→ **BLOCO DE TEXTO**:

+ + +

Na alerta do contraditório uso titular referencial, por um órgão da
imprensa local(The Rolling Stone), de um dos emblemáticos signos
da liberação comportamental e do pensamento através de uma banda roqueira antológica,
com fins espúrios ao listar ali os gays nominalmente criminalizados.
Tema recorrente na abnegada relação afetiva do jovem ugandês Dembe(Danilo Ferreira) e o médico irlandês
Sam (Marcos Guian), em violento jogo
de sobrevivência sob pedras rolando, midiaticamente, a favor do preconceito e
da perseguição ao amor homoerótico.
Conduzindo, assim, a trama dramatúrgica de O Jornal- The Rolling Stone, do inglês Chris Urch e que chega, agora, aos nossos
palcos sob comando de Kiko Mascarenhas, tendo Lázaro Ramos na codireção, em
apurada tradução/versão de Diego Teza.
Onde o encontro amoroso Dembe/Sam
tem suas derivações nas personificações familiais do primeiro, na rigorosa
pulsão matriarcal da tia Mama (Heloísa Jorge), no irmão
primogênito Joe(André Luiz Miranda), tornado pastor radicalmente conservador, e nas
duas quase irmãs , pela cumplicidade compreensiva da consanguinea Wummie(Indira Nascimento) e no sofrido mutismo nato da prima Naome(Marcella Gobatti).
Numa concepção cenográfica de bela plasticidade circular (Mauro
Vicente Ferreira), sabendo equilibrar o sugestionismo
de seus raros elementos físicos (na mutabilidade de blocos de madeira que ora
simbolizam um barco, ora bancos de uma igreja ou de uma ambiência residencial),com
elegantes marcações luminares(Paulo Cesar Medeiros).
Extensiva à discrição indumentária(Tereza Nabuco) em tons
pastéis. Contrastada apenas na camisa de aquarelismo quase tribal de Dembe que,
também, se reflete nos acordes sonoro/vocais afro/brasileiros da trilha(Wladimir Pinheiro). E é especular, ainda, na
gestualidade de aproximativa nuance coreográfica ( José Carlos Arandiba).
Na textualidade deste jovem dramaturgo, a postura gay é
condenável tanto por razões políticas como por motivação religiosa, a partir do
devassamento da intimidade homoerótica com a publicação de fotos como qualquer
anúncio policial de procura-se.

+ + +

→ **DADOS FORNECIDOS**:
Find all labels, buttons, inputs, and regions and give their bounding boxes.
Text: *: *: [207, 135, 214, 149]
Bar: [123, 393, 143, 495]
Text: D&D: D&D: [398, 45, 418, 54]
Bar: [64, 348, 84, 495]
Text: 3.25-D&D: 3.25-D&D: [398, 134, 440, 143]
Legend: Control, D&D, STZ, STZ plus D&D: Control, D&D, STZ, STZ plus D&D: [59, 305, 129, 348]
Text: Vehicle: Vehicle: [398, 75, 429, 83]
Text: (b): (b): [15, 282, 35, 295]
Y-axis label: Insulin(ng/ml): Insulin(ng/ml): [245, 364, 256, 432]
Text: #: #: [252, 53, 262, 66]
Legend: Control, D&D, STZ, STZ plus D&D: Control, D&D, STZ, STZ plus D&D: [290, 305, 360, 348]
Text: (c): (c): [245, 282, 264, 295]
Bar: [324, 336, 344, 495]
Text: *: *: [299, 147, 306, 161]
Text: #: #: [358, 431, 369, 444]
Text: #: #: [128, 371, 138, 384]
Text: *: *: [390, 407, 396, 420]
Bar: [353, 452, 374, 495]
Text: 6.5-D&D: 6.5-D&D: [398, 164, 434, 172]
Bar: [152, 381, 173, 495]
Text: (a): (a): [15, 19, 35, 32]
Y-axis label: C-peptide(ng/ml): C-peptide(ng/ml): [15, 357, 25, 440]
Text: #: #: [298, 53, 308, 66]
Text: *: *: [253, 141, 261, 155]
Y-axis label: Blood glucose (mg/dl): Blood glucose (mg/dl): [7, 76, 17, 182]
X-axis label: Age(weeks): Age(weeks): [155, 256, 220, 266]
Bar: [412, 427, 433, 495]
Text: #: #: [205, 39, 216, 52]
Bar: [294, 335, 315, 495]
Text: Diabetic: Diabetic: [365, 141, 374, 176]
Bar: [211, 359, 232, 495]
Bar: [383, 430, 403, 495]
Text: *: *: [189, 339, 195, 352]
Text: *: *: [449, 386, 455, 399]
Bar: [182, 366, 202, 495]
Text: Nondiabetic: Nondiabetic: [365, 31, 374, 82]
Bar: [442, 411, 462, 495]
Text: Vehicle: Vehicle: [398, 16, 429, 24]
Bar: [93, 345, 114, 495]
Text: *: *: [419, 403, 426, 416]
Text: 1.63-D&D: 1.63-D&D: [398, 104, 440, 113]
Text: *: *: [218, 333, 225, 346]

+ + +

→ **TAREFA PROPOSTA 1**: Indique se cada afirmação abaixo está de acordo com a crítica da peça O Jornal – The Rolling Stone, respondendo sim ou não e citando literalmente as palavras do texto que decidem a questão. (a) A tradução e versão da peça foram feitas por Diego Teza. (b) O médico Sam é interpretado por Danilo Ferreira. (c) O irmão Joe tornou-se um pastor conservador.
→ **TAREFA PROPOSTA 2**: Prossiga com a crítica da peça O Jornal – The Rolling Stone a partir da última frase apresentada.

→ **RESPOSTA ESCRITA 1**:
(a) Sim: "em apurada tradução/versão de Diego Teza".
(b) Não: "o médico irlandês Sam (Marcos Guian)".
(c) Sim: "tornado pastor radicalmente conservador".

→ **RESPOSTA ESCRITA 2**:
Havendo uma progressão dramática mais incisiva no alcance
psicofísico da segunda parte, acirrando os ânimos de seus personagens em frentes
opostas. No dilema moral e na ambiguidade da adesão , entre a aceitação
silenciosa ou a odiosa repulsa familiar ao solitário grito contestador de um apaixonado casal de iguais.
Com absoluta sintonização de um elenco sustentado por um
comando diretorial (Kiko Mascarenhas) revelador, tanto no seu dimensionamento
psicológico como na sua exteriorização de um cotidiano de retrógrado
colonialismo na sua mediocridade e na sua crueza verista.
Sem deixar de destacar, das sutis marcações interpretativas de
Indira Nascimento e Marcela Gobatti,no papel respectivo da irmã e da prima , à angustiante certeza
de Marcos Guian( Sam), à distância, como causa secreta do mal familiar, exacerbada nas prédicas evangélicas de um
convicto Joe por André Luiz Miranda.
Com perceptível domínio da performance, tanto nas flutuações emocionais de enfrentamento do
jovem ator Danilo Ferreira(Dembe)como na impositiva radicalização expressiva
da experiente atriz Heloísa Jorge (Mama).
Tudo, enfim, concorrendo para um elogiável investimento
estético/ideológico sob a dúplice chancela artístico/teatral de Kiko Mascarenhas/Lázaro Ramos. Por um oportuno e necessário espetáculo, em
tempos de regressivo obscurantismo contra os avanços da livre manifestação da
identidade racial e das opções da sexualidade.
Wagner Corrêa de Araújo
O JORNAL - THE ROLLING STONE está em cartaz no Teatro Poeira/Botafogo, de quinta a sábado, às 21h; domingo, às 19h. 90 minutos. Até 25 de fevereiro.